> [RECORD SET]
· · · ·
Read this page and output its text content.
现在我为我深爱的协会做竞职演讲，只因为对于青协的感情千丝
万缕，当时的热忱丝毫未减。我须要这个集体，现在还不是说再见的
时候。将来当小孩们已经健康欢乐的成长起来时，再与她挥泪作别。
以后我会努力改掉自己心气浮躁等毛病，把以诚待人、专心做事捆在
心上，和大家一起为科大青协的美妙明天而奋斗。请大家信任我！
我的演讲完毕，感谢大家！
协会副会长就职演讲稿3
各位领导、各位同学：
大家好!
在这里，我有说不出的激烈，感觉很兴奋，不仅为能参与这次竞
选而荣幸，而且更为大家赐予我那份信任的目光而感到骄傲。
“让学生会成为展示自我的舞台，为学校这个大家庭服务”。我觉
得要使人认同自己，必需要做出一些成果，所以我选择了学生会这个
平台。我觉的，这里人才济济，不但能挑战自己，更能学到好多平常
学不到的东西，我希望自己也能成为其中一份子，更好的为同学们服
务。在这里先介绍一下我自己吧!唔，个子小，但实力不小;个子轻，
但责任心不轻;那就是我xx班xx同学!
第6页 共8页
· · · ·
> [WHAT IS BEING ASKED]
Without leaving anything out, quote all the data.

> [THE RESULT]
Read this page and output its text content.
现在我为我深爱的协会做竞职演讲，只因为对于青协的感情千丝
万缕，当时的热忱丝毫未减。我须要这个集体，现在还不是说再见的
时候。将来当小孩们已经健康欢乐的成长起来时，再与她挥泪作别。
以后我会努力改掉自己心气浮躁等毛病，把以诚待人、专心做事捆在
心上，和大家一起为科大青协的美妙明天而奋斗。请大家信任我！
我的演讲完毕，感谢大家！
协会副会长就职演讲稿3
各位领导、各位同学：
大家好!
在这里，我有说不出的激烈，感觉很兴奋，不仅为能参与这次竞
选而荣幸，而且更为大家赐予我那份信任的目光而感到骄傲。
“让学生会成为展示自我的舞台，为学校这个大家庭服务”。我觉
得要使人认同自己，必需要做出一些成果，所以我选择了学生会这个
平台。我觉的，这里人才济济，不但能挑战自己，更能学到好多平常
学不到的东西，我希望自己也能成为其中一份子，更好的为同学们服
务。在这里先介绍一下我自己吧!唔，个子小，但实力不小;个子轻，
但责任心不轻;那就是我xx班xx同学!
第6页 共8页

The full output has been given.